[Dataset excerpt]
━━━━━━━━━━━━━━━━
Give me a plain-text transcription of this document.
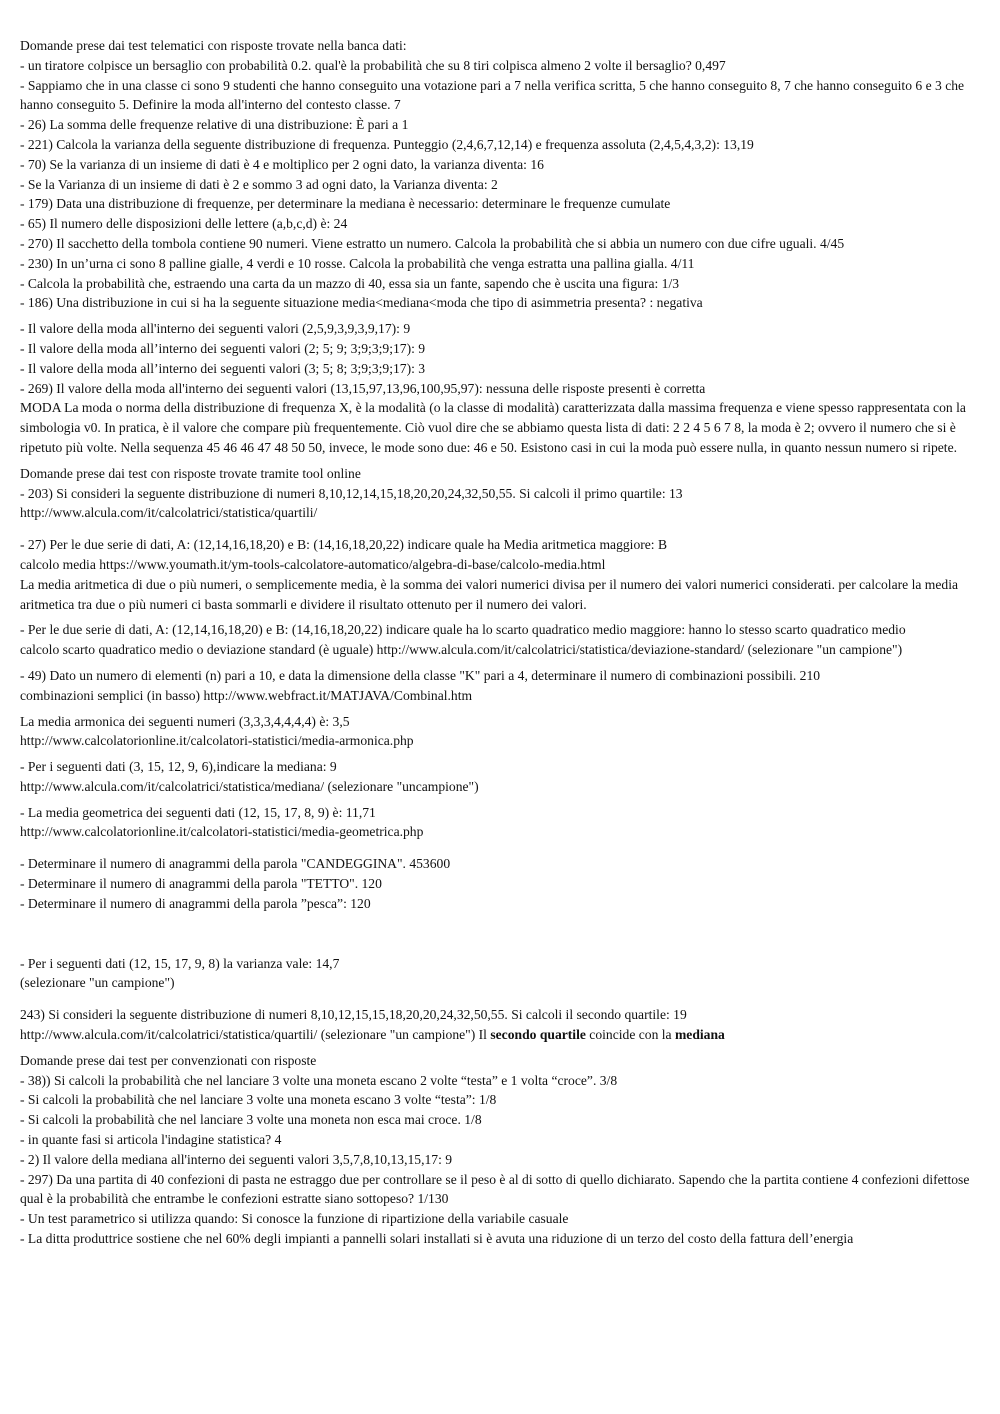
Domande prese dai test telematici con risposte trovate nella banca dati:
- un tiratore colpisce un bersaglio con probabilità 0.2. qual'è la probabilità che su 8 tiri colpisca almeno 2 volte il bersaglio? 0,497
- Sappiamo che in una classe ci sono 9 studenti che hanno conseguito una votazione pari a 7 nella verifica scritta, 5 che hanno conseguito 8, 7 che hanno conseguito 6 e 3 che hanno conseguito 5. Definire la moda all'interno del contesto classe. 7
- 26) La somma delle frequenze relative di una distribuzione: È pari a 1
- 221) Calcola la varianza della seguente distribuzione di frequenza. Punteggio (2,4,6,7,12,14) e frequenza assoluta (2,4,5,4,3,2): 13,19
- 70) Se la varianza di un insieme di dati è 4 e moltiplico per 2 ogni dato, la varianza diventa: 16
- Se la Varianza di un insieme di dati è 2 e sommo 3 ad ogni dato, la Varianza diventa: 2
- 179) Data una distribuzione di frequenze, per determinare la mediana è necessario: determinare le frequenze cumulate
- 65) Il numero delle disposizioni delle lettere (a,b,c,d) è: 24
- 270) Il sacchetto della tombola contiene 90 numeri. Viene estratto un numero. Calcola la probabilità che si abbia un numero con due cifre uguali. 4/45
- 230) In un’urna ci sono 8 palline gialle, 4 verdi e 10 rosse. Calcola la probabilità che venga estratta una pallina gialla. 4/11
- Calcola la probabilità che, estraendo una carta da un mazzo di 40, essa sia un fante, sapendo che è uscita una figura: 1/3
- 186) Una distribuzione in cui si ha la seguente situazione media<mediana<moda che tipo di asimmetria presenta? : negativa
- Il valore della moda all'interno dei seguenti valori (2,5,9,3,9,3,9,17): 9
- Il valore della moda all’interno dei seguenti valori (2; 5; 9; 3;9;3;9;17): 9
- Il valore della moda all’interno dei seguenti valori (3; 5; 8; 3;9;3;9;17): 3
- 269) Il valore della moda all'interno dei seguenti valori (13,15,97,13,96,100,95,97): nessuna delle risposte presenti è corretta
MODA La moda o norma della distribuzione di frequenza X, è la modalità (o la classe di modalità) caratterizzata dalla massima frequenza e viene spesso rappresentata con la simbologia v0. In pratica, è il valore che compare più frequentemente. Ciò vuol dire che se abbiamo questa lista di dati: 2 2 4 5 6 7 8, la moda è 2; ovvero il numero che si è ripetuto più volte. Nella sequenza 45 46 46 47 48 50 50, invece, le mode sono due: 46 e 50. Esistono casi in cui la moda può essere nulla, in quanto nessun numero si ripete.
Domande prese dai test con risposte trovate tramite tool online
- 203) Si consideri la seguente distribuzione di numeri 8,10,12,14,15,18,20,20,24,32,50,55. Si calcoli il primo quartile: 13
http://www.alcula.com/it/calcolatrici/statistica/quartili/
- 27) Per le due serie di dati, A: (12,14,16,18,20) e B: (14,16,18,20,22) indicare quale ha Media aritmetica maggiore: B
calcolo media https://www.youmath.it/ym-tools-calcolatore-automatico/algebra-di-base/calcolo-media.html
La media aritmetica di due o più numeri, o semplicemente media, è la somma dei valori numerici divisa per il numero dei valori numerici considerati. per calcolare la media aritmetica tra due o più numeri ci basta sommarli e dividere il risultato ottenuto per il numero dei valori.
- Per le due serie di dati, A: (12,14,16,18,20) e B: (14,16,18,20,22) indicare quale ha lo scarto quadratico medio maggiore: hanno lo stesso scarto quadratico medio
calcolo scarto quadratico medio o deviazione standard (è uguale) http://www.alcula.com/it/calcolatrici/statistica/deviazione-standard/ (selezionare "un campione")
- 49) Dato un numero di elementi (n) pari a 10, e data la dimensione della classe "K" pari a 4, determinare il numero di combinazioni possibili. 210
combinazioni semplici (in basso) http://www.webfract.it/MATJAVA/Combinal.htm
La media armonica dei seguenti numeri (3,3,3,4,4,4,4) è: 3,5
http://www.calcolatorionline.it/calcolatori-statistici/media-armonica.php
- Per i seguenti dati (3, 15, 12, 9, 6),indicare la mediana: 9
http://www.alcula.com/it/calcolatrici/statistica/mediana/ (selezionare "uncampione")
- La media geometrica dei seguenti dati (12, 15, 17, 8, 9) è: 11,71
http://www.calcolatorionline.it/calcolatori-statistici/media-geometrica.php
- Determinare il numero di anagrammi della parola "CANDEGGINA". 453600
- Determinare il numero di anagrammi della parola "TETTO". 120
- Determinare il numero di anagrammi della parola ”pesca”: 120
- Per i seguenti dati (12, 15, 17, 9, 8) la varianza vale: 14,7
(selezionare "un campione")
243) Si consideri la seguente distribuzione di numeri 8,10,12,15,15,18,20,20,24,32,50,55. Si calcoli il secondo quartile: 19
http://www.alcula.com/it/calcolatrici/statistica/quartili/ (selezionare "un campione") Il secondo quartile coincide con la mediana
Domande prese dai test per convenzionati con risposte
- 38)) Si calcoli la probabilità che nel lanciare 3 volte una moneta escano 2 volte “testa” e 1 volta “croce”. 3/8
- Si calcoli la probabilità che nel lanciare 3 volte una moneta escano 3 volte “testa”: 1/8
- Si calcoli la probabilità che nel lanciare 3 volte una moneta non esca mai croce. 1/8
- in quante fasi si articola l'indagine statistica? 4
- 2) Il valore della mediana all'interno dei seguenti valori 3,5,7,8,10,13,15,17: 9
- 297) Da una partita di 40 confezioni di pasta ne estraggo due per controllare se il peso è al di sotto di quello dichiarato. Sapendo che la partita contiene 4 confezioni difettose qual è la probabilità che entrambe le confezioni estratte siano sottopeso? 1/130
- Un test parametrico si utilizza quando: Si conosce la funzione di ripartizione della variabile casuale
- La ditta produttrice sostiene che nel 60% degli impianti a pannelli solari installati si è avuta una riduzione di un terzo del costo della fattura dell’energia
━━━━━━━━━━━━━━━━
Directions: Restate the data above word for word. Skip every picture.

Solved exercise:
Give me a plain-text transcription of this document.
Domande prese dai test telematici con risposte trovate nella banca dati:
- un tiratore colpisce un bersaglio con probabilità 0.2. qual'è la probabilità che su 8 tiri colpisca almeno 2 volte il bersaglio? 0,497
- Sappiamo che in una classe ci sono 9 studenti che hanno conseguito una votazione pari a 7 nella verifica scritta, 5 che hanno conseguito 8, 7 che hanno conseguito 6 e 3 che hanno conseguito 5. Definire la moda all'interno del contesto classe. 7
- 26) La somma delle frequenze relative di una distribuzione: È pari a 1
- 221) Calcola la varianza della seguente distribuzione di frequenza. Punteggio (2,4,6,7,12,14) e frequenza assoluta (2,4,5,4,3,2): 13,19
- 70) Se la varianza di un insieme di dati è 4 e moltiplico per 2 ogni dato, la varianza diventa: 16
- Se la Varianza di un insieme di dati è 2 e sommo 3 ad ogni dato, la Varianza diventa: 2
- 179) Data una distribuzione di frequenze, per determinare la mediana è necessario: determinare le frequenze cumulate
- 65) Il numero delle disposizioni delle lettere (a,b,c,d) è: 24
- 270) Il sacchetto della tombola contiene 90 numeri. Viene estratto un numero. Calcola la probabilità che si abbia un numero con due cifre uguali. 4/45
- 230) In un’urna ci sono 8 palline gialle, 4 verdi e 10 rosse. Calcola la probabilità che venga estratta una pallina gialla. 4/11
- Calcola la probabilità che, estraendo una carta da un mazzo di 40, essa sia un fante, sapendo che è uscita una figura: 1/3
- 186) Una distribuzione in cui si ha la seguente situazione media<mediana<moda che tipo di asimmetria presenta? : negativa
- Il valore della moda all'interno dei seguenti valori (2,5,9,3,9,3,9,17): 9
- Il valore della moda all’interno dei seguenti valori (2; 5; 9; 3;9;3;9;17): 9
- Il valore della moda all’interno dei seguenti valori (3; 5; 8; 3;9;3;9;17): 3
- 269) Il valore della moda all'interno dei seguenti valori (13,15,97,13,96,100,95,97): nessuna delle risposte presenti è corretta
MODA La moda o norma della distribuzione di frequenza X, è la modalità (o la classe di modalità) caratterizzata dalla massima frequenza e viene spesso rappresentata con la simbologia v0. In pratica, è il valore che compare più frequentemente. Ciò vuol dire che se abbiamo questa lista di dati: 2 2 4 5 6 7 8, la moda è 2; ovvero il numero che si è ripetuto più volte. Nella sequenza 45 46 46 47 48 50 50, invece, le mode sono due: 46 e 50. Esistono casi in cui la moda può essere nulla, in quanto nessun numero si ripete.
Domande prese dai test con risposte trovate tramite tool online
- 203) Si consideri la seguente distribuzione di numeri 8,10,12,14,15,18,20,20,24,32,50,55. Si calcoli il primo quartile: 13
http://www.alcula.com/it/calcolatrici/statistica/quartili/
- 27) Per le due serie di dati, A: (12,14,16,18,20) e B: (14,16,18,20,22) indicare quale ha Media aritmetica maggiore: B
calcolo media https://www.youmath.it/ym-tools-calcolatore-automatico/algebra-di-base/calcolo-media.html
La media aritmetica di due o più numeri, o semplicemente media, è la somma dei valori numerici divisa per il numero dei valori numerici considerati. per calcolare la media aritmetica tra due o più numeri ci basta sommarli e dividere il risultato ottenuto per il numero dei valori.
- Per le due serie di dati, A: (12,14,16,18,20) e B: (14,16,18,20,22) indicare quale ha lo scarto quadratico medio maggiore: hanno lo stesso scarto quadratico medio
calcolo scarto quadratico medio o deviazione standard (è uguale) http://www.alcula.com/it/calcolatrici/statistica/deviazione-standard/ (selezionare "un campione")
- 49) Dato un numero di elementi (n) pari a 10, e data la dimensione della classe "K" pari a 4, determinare il numero di combinazioni possibili. 210
combinazioni semplici (in basso) http://www.webfract.it/MATJAVA/Combinal.htm
La media armonica dei seguenti numeri (3,3,3,4,4,4,4) è: 3,5
http://www.calcolatorionline.it/calcolatori-statistici/media-armonica.php
- Per i seguenti dati (3, 15, 12, 9, 6),indicare la mediana: 9
http://www.alcula.com/it/calcolatrici/statistica/mediana/ (selezionare "uncampione")
- La media geometrica dei seguenti dati (12, 15, 17, 8, 9) è: 11,71
http://www.calcolatorionline.it/calcolatori-statistici/media-geometrica.php
- Determinare il numero di anagrammi della parola "CANDEGGINA". 453600
- Determinare il numero di anagrammi della parola "TETTO". 120
- Determinare il numero di anagrammi della parola ”pesca”: 120
- Per i seguenti dati (12, 15, 17, 9, 8) la varianza vale: 14,7
(selezionare "un campione")
243) Si consideri la seguente distribuzione di numeri 8,10,12,15,15,18,20,20,24,32,50,55. Si calcoli il secondo quartile: 19
http://www.alcula.com/it/calcolatrici/statistica/quartili/ (selezionare "un campione") Il secondo quartile coincide con la mediana
Domande prese dai test per convenzionati con risposte
- 38)) Si calcoli la probabilità che nel lanciare 3 volte una moneta escano 2 volte “testa” e 1 volta “croce”. 3/8
- Si calcoli la probabilità che nel lanciare 3 volte una moneta escano 3 volte “testa”: 1/8
- Si calcoli la probabilità che nel lanciare 3 volte una moneta non esca mai croce. 1/8
- in quante fasi si articola l'indagine statistica? 4
- 2) Il valore della mediana all'interno dei seguenti valori 3,5,7,8,10,13,15,17: 9
- 297) Da una partita di 40 confezioni di pasta ne estraggo due per controllare se il peso è al di sotto di quello dichiarato. Sapendo che la partita contiene 4 confezioni difettose qual è la probabilità che entrambe le confezioni estratte siano sottopeso? 1/130
- Un test parametrico si utilizza quando: Si conosce la funzione di ripartizione della variabile casuale
- La ditta produttrice sostiene che nel 60% degli impianti a pannelli solari installati si è avuta una riduzione di un terzo del costo della fattura dell’energia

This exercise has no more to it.